Dataset records:
-- -- --

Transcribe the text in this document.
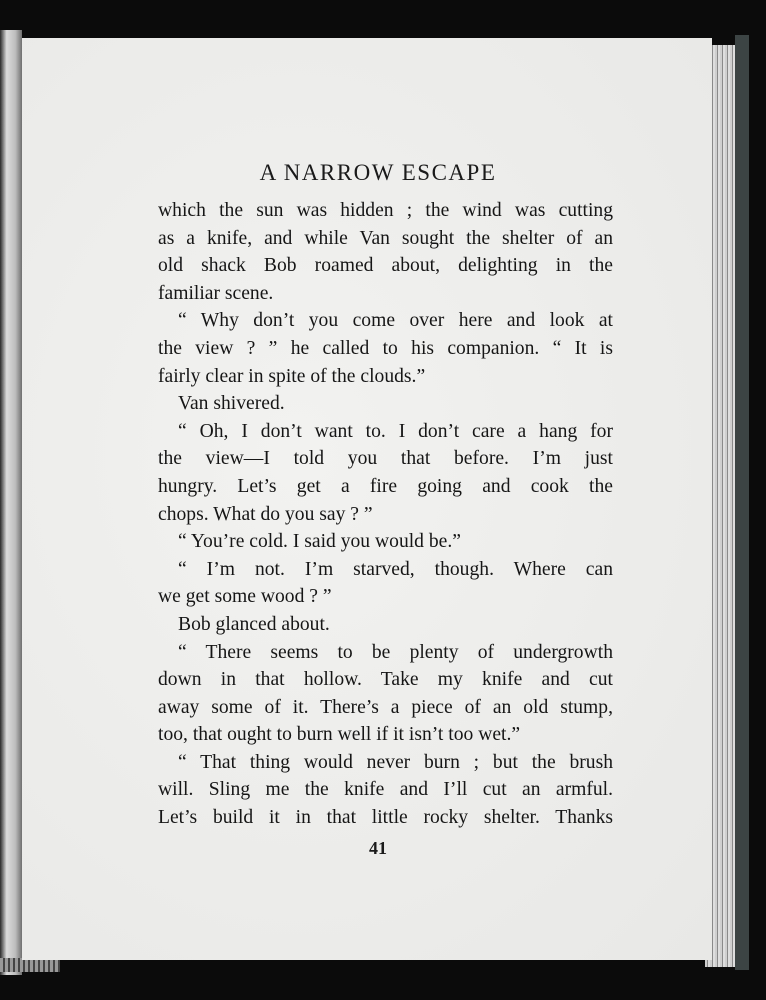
A NARROW ESCAPE
which the sun was hidden ; the wind was cutting
as a knife, and while Van sought the shelter of an
old shack Bob roamed about, delighting in the
familiar scene.
“ Why don’t you come over here and look at
the view ? ” he called to his companion. “ It is
fairly clear in spite of the clouds.”
Van shivered.
“ Oh, I don’t want to. I don’t care a hang for
the view—I told you that before. I’m just
hungry. Let’s get a fire going and cook the
chops. What do you say ? ”
“ You’re cold. I said you would be.”
“ I’m not. I’m starved, though. Where can
we get some wood ? ”
Bob glanced about.
“ There seems to be plenty of undergrowth
down in that hollow. Take my knife and cut
away some of it. There’s a piece of an old stump,
too, that ought to burn well if it isn’t too wet.”
“ That thing would never burn ; but the brush
will. Sling me the knife and I’ll cut an armful.
Let’s build it in that little rocky shelter. Thanks
41
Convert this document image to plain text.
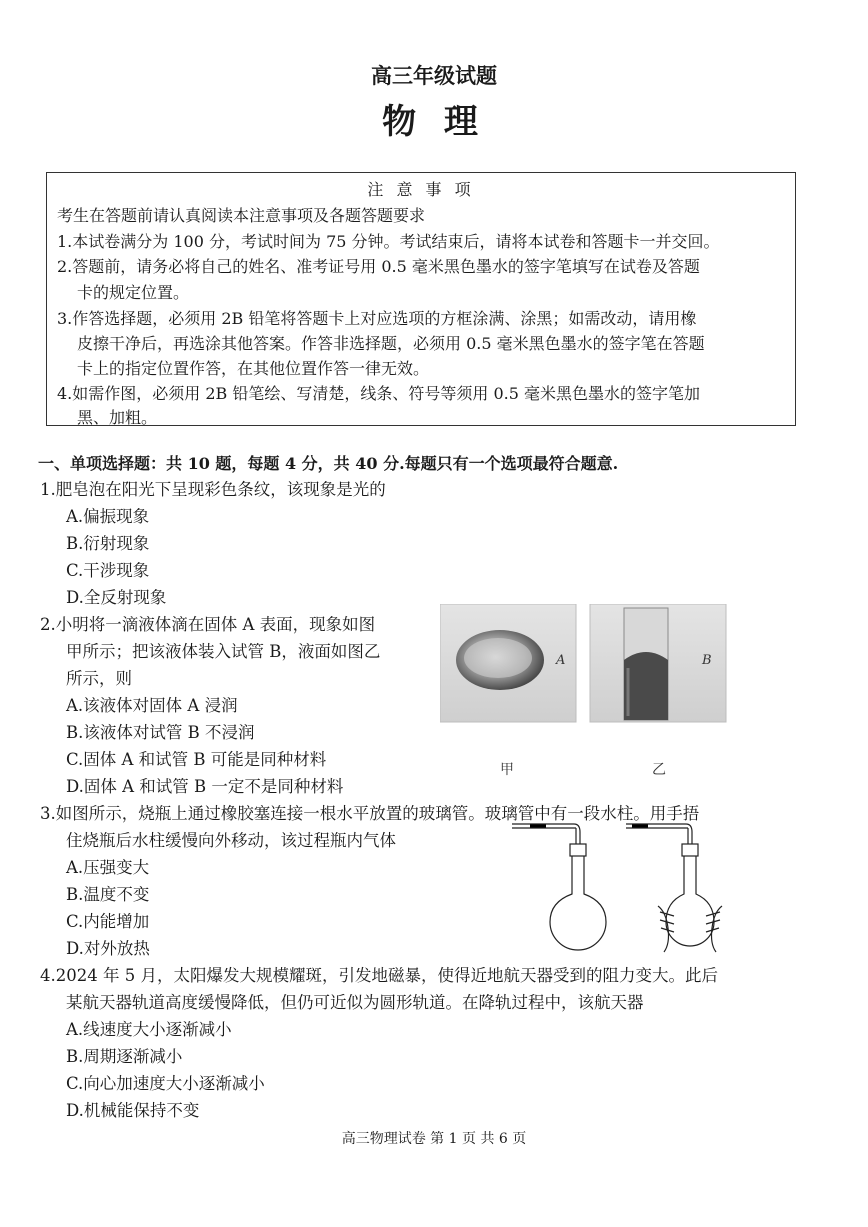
高三年级试题
物 理
注 意 事 项
考生在答题前请认真阅读本注意事项及各题答题要求
1.本试卷满分为 100 分，考试时间为 75 分钟。考试结束后，请将本试卷和答题卡一并交回。
2.答题前，请务必将自己的姓名、准考证号用 0.5 毫米黑色墨水的签字笔填写在试卷及答题
卡的规定位置。
3.作答选择题，必须用 2B 铅笔将答题卡上对应选项的方框涂满、涂黑；如需改动，请用橡
皮擦干净后，再选涂其他答案。作答非选择题，必须用 0.5 毫米黑色墨水的签字笔在答题
卡上的指定位置作答，在其他位置作答一律无效。
4.如需作图，必须用 2B 铅笔绘、写清楚，线条、符号等须用 0.5 毫米黑色墨水的签字笔加
黑、加粗。
一、单项选择题：共 10 题，每题 4 分，共 40 分.每题只有一个选项最符合题意.
1.肥皂泡在阳光下呈现彩色条纹，该现象是光的
A.偏振现象
B.衍射现象
C.干涉现象
D.全反射现象
2.小明将一滴液体滴在固体 A 表面，现象如图
甲所示；把该液体装入试管 B，液面如图乙
所示，则
A.该液体对固体 A 浸润
B.该液体对试管 B 不浸润
C.固体 A 和试管 B 可能是同种材料
D.固体 A 和试管 B 一定不是同种材料
A	B
甲	乙
3.如图所示，烧瓶上通过橡胶塞连接一根水平放置的玻璃管。玻璃管中有一段水柱。用手捂
住烧瓶后水柱缓慢向外移动，该过程瓶内气体
A.压强变大
B.温度不变
C.内能增加
D.对外放热
4.2024 年 5 月，太阳爆发大规模耀斑，引发地磁暴，使得近地航天器受到的阻力变大。此后
某航天器轨道高度缓慢降低，但仍可近似为圆形轨道。在降轨过程中，该航天器
A.线速度大小逐渐减小
B.周期逐渐减小
C.向心加速度大小逐渐减小
D.机械能保持不变
高三物理试卷 第 1 页 共 6 页
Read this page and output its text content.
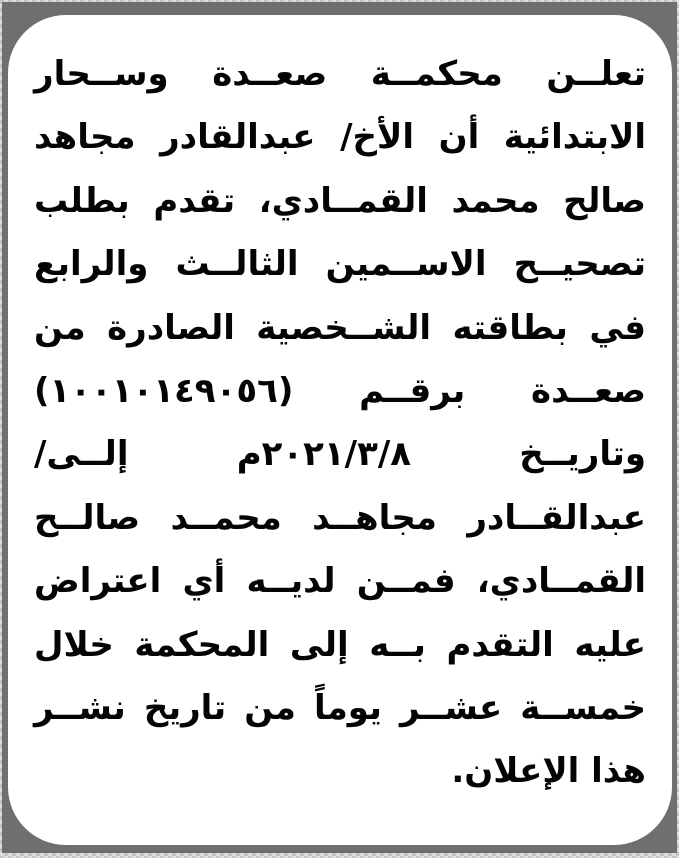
تعلــن محكمــة صعــدة وســحار
الابتدائية أن الأخ/ عبدالقادر مجاهد
صالح محمد القمــادي، تقدم بطلب
تصحيــح الاســمين الثالــث والرابع
في بطاقته الشــخصية الصادرة من
صعــدة برقــم (١٠٠١٠١٤٩٠٥٦)
وتاريــخ ٢٠٢١/٣/٨م إلــى/
عبدالقــادر مجاهــد محمــد صالــح
القمــادي، فمــن لديــه أي اعتراض
عليه التقدم بــه إلى المحكمة خلال
خمســة عشــر يوماً من تاريخ نشــر
هذا الإعلان.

-- -- --

> THE REQUEST: Which lines above contain "view"? Show each of them.

> RESULT FOR THIS TASK:
the view ? ” he called to his companion. “ It is
the view—I told you that before. I’m just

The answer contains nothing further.